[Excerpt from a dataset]
★ ★ ★ ★

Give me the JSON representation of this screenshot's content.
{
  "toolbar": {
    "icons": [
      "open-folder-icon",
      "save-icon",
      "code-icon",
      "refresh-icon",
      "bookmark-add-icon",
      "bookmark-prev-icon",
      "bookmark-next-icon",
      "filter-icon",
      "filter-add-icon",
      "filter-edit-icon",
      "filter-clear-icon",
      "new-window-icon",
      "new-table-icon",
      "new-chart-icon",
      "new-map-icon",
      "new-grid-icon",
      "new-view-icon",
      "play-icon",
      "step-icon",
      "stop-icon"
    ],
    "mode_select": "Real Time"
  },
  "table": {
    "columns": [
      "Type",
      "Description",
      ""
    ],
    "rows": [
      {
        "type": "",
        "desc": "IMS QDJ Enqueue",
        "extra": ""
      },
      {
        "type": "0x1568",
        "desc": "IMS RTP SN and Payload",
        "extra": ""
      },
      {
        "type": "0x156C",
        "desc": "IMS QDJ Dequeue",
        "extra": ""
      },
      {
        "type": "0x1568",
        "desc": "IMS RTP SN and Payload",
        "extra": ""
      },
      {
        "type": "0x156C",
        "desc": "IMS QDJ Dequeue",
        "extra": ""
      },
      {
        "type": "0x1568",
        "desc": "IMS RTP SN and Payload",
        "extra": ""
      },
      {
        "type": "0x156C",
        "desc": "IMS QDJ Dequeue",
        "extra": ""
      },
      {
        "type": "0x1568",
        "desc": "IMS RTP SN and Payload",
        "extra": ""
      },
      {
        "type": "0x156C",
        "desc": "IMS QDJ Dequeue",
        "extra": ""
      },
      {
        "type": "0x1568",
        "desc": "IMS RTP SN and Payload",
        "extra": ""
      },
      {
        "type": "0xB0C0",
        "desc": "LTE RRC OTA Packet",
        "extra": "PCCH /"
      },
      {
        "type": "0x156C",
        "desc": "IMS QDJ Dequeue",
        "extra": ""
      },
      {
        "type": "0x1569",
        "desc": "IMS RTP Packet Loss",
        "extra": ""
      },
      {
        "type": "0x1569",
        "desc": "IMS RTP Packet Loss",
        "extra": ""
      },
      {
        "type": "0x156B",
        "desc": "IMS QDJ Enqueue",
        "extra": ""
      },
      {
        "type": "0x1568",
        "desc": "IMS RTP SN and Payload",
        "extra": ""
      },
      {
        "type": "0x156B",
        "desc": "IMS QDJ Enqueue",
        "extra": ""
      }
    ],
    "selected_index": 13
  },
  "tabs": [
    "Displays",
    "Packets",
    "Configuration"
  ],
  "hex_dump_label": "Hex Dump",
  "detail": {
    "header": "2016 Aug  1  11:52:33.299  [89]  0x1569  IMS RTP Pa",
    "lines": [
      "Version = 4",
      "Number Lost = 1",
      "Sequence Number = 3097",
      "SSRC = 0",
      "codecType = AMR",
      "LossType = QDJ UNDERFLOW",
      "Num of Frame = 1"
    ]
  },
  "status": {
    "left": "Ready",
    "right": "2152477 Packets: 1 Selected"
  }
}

★ ★ ★ ★

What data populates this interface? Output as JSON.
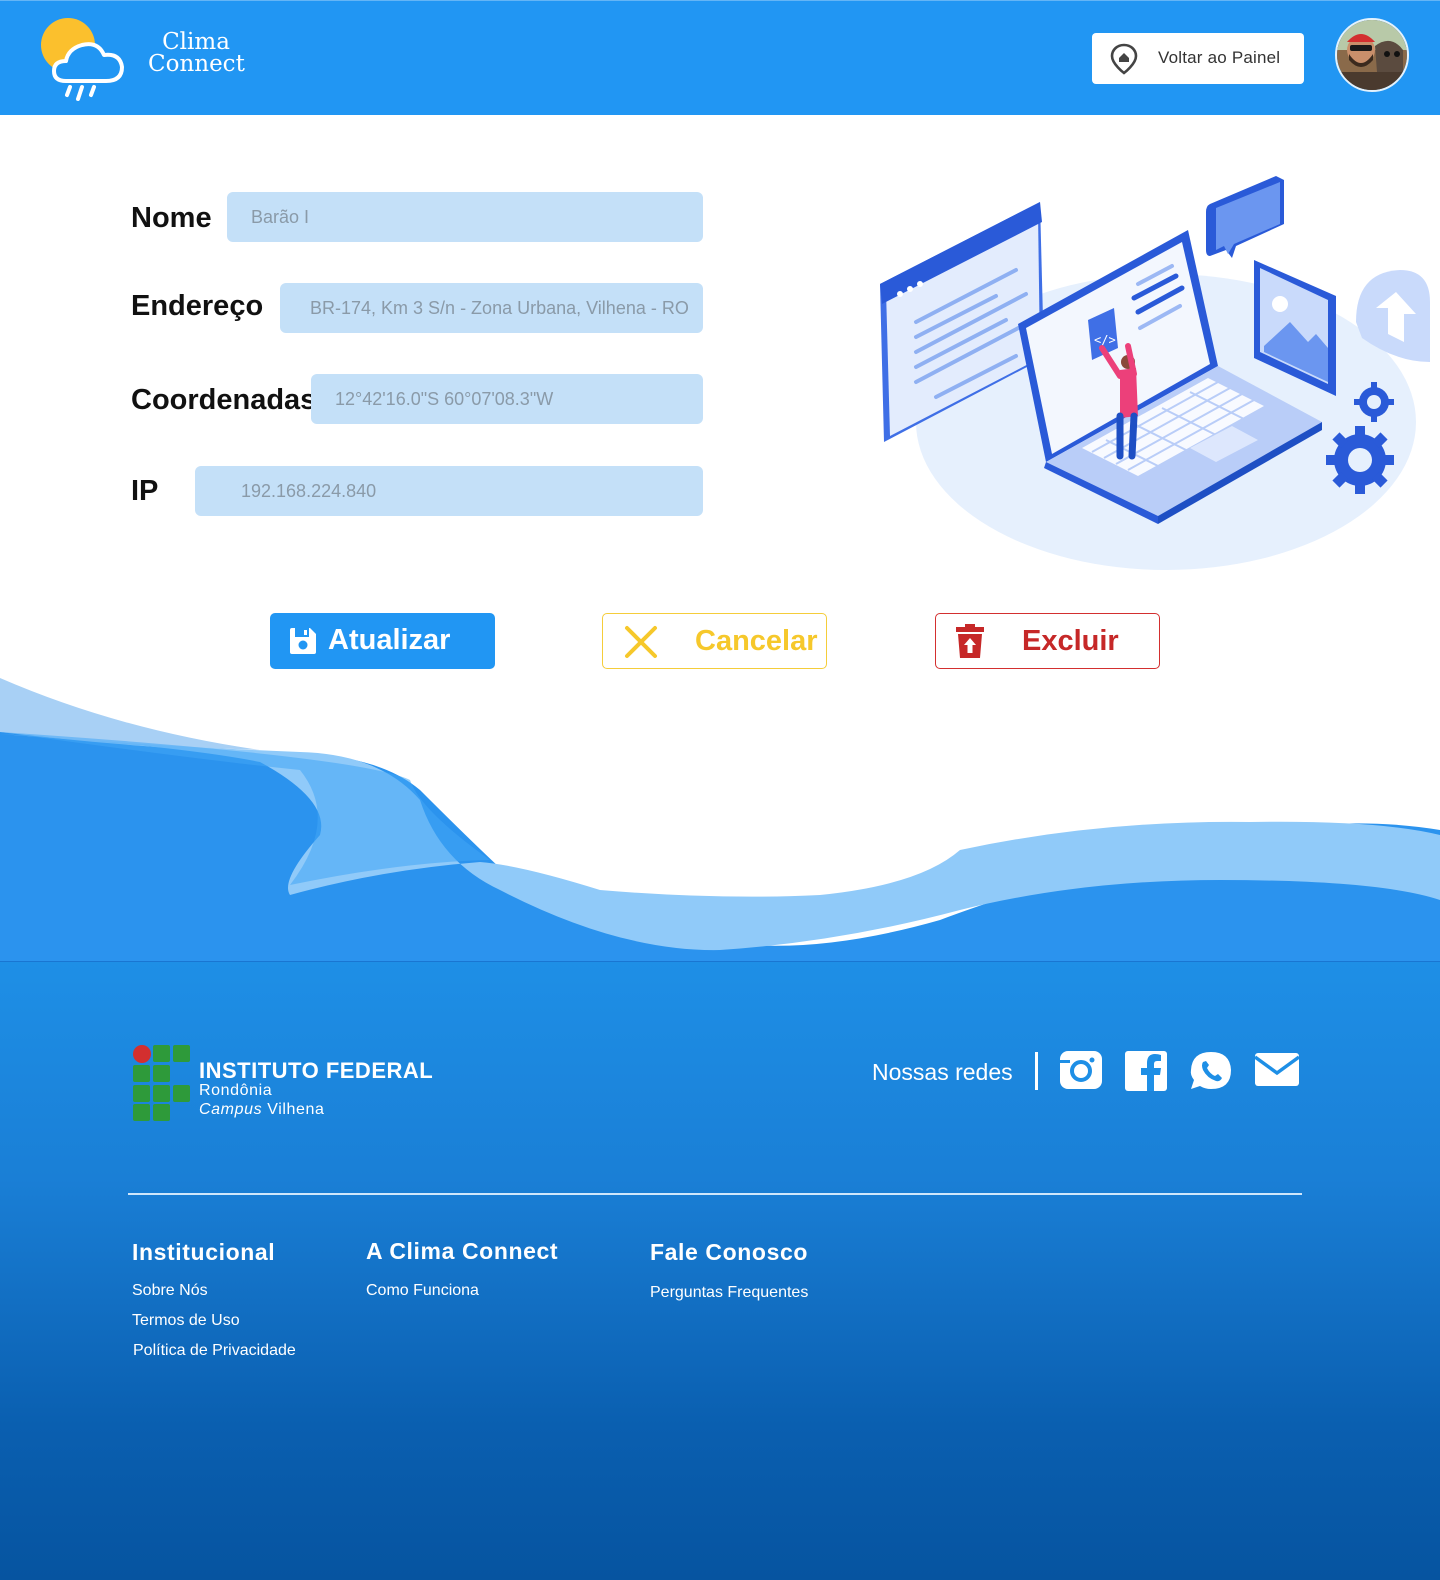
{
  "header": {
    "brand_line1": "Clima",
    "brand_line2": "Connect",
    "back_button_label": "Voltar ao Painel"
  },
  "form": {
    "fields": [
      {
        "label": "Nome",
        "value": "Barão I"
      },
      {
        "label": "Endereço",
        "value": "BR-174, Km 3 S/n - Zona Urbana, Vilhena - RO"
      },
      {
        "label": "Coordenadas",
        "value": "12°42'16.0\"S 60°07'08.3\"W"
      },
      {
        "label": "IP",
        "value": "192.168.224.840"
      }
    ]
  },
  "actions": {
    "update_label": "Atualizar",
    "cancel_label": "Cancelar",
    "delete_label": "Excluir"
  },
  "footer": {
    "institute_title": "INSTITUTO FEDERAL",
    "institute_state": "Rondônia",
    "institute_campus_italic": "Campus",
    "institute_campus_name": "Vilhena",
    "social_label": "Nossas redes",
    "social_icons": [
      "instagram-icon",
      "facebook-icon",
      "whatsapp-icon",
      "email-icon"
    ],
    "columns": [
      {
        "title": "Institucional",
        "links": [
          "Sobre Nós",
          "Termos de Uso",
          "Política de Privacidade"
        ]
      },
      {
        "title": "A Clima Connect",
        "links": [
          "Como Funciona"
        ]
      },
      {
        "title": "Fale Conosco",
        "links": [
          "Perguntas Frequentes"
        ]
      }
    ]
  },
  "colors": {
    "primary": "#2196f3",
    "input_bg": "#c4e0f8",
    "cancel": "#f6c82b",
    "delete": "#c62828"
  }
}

★ ★ ★ ★

# WHAT IS EXPECTED
A line counts if it holds the word "Vilhena". Work out how many lines in the listing count, and give only that number.

# SOLUTION TO THE PROBLEM
2